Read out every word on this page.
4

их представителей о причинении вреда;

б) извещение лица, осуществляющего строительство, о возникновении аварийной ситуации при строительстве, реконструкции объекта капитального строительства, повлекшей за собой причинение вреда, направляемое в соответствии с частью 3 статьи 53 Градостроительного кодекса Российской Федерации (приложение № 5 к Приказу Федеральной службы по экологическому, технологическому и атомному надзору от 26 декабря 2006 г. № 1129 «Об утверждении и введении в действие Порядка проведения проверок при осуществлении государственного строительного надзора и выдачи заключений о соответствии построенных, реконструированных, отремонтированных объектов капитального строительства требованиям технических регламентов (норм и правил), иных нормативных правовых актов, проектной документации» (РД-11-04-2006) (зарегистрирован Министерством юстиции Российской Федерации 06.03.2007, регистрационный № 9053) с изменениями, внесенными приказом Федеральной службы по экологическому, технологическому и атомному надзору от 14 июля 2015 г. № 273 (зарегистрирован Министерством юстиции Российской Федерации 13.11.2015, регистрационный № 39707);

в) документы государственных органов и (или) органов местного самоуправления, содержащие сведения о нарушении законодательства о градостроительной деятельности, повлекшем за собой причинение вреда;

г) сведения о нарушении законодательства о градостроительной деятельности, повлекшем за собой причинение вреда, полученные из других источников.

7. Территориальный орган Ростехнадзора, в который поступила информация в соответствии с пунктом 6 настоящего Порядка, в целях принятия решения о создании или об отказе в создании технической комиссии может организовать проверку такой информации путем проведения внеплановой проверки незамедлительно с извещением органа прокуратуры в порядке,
******
# Problem to solve
Repeat the records above exactly as they appear.

# The reply
Read out every word on this page.
4

их представителей о причинении вреда;

б) извещение лица, осуществляющего строительство, о возникновении аварийной ситуации при строительстве, реконструкции объекта капитального строительства, повлекшей за собой причинение вреда, направляемое в соответствии с частью 3 статьи 53 Градостроительного кодекса Российской Федерации (приложение № 5 к Приказу Федеральной службы по экологическому, технологическому и атомному надзору от 26 декабря 2006 г. № 1129 «Об утверждении и введении в действие Порядка проведения проверок при осуществлении государственного строительного надзора и выдачи заключений о соответствии построенных, реконструированных, отремонтированных объектов капитального строительства требованиям технических регламентов (норм и правил), иных нормативных правовых актов, проектной документации» (РД-11-04-2006) (зарегистрирован Министерством юстиции Российской Федерации 06.03.2007, регистрационный № 9053) с изменениями, внесенными приказом Федеральной службы по экологическому, технологическому и атомному надзору от 14 июля 2015 г. № 273 (зарегистрирован Министерством юстиции Российской Федерации 13.11.2015, регистрационный № 39707);

в) документы государственных органов и (или) органов местного самоуправления, содержащие сведения о нарушении законодательства о градостроительной деятельности, повлекшем за собой причинение вреда;

г) сведения о нарушении законодательства о градостроительной деятельности, повлекшем за собой причинение вреда, полученные из других источников.

7. Территориальный орган Ростехнадзора, в который поступила информация в соответствии с пунктом 6 настоящего Порядка, в целях принятия решения о создании или об отказе в создании технической комиссии может организовать проверку такой информации путем проведения внеплановой проверки незамедлительно с извещением органа прокуратуры в порядке,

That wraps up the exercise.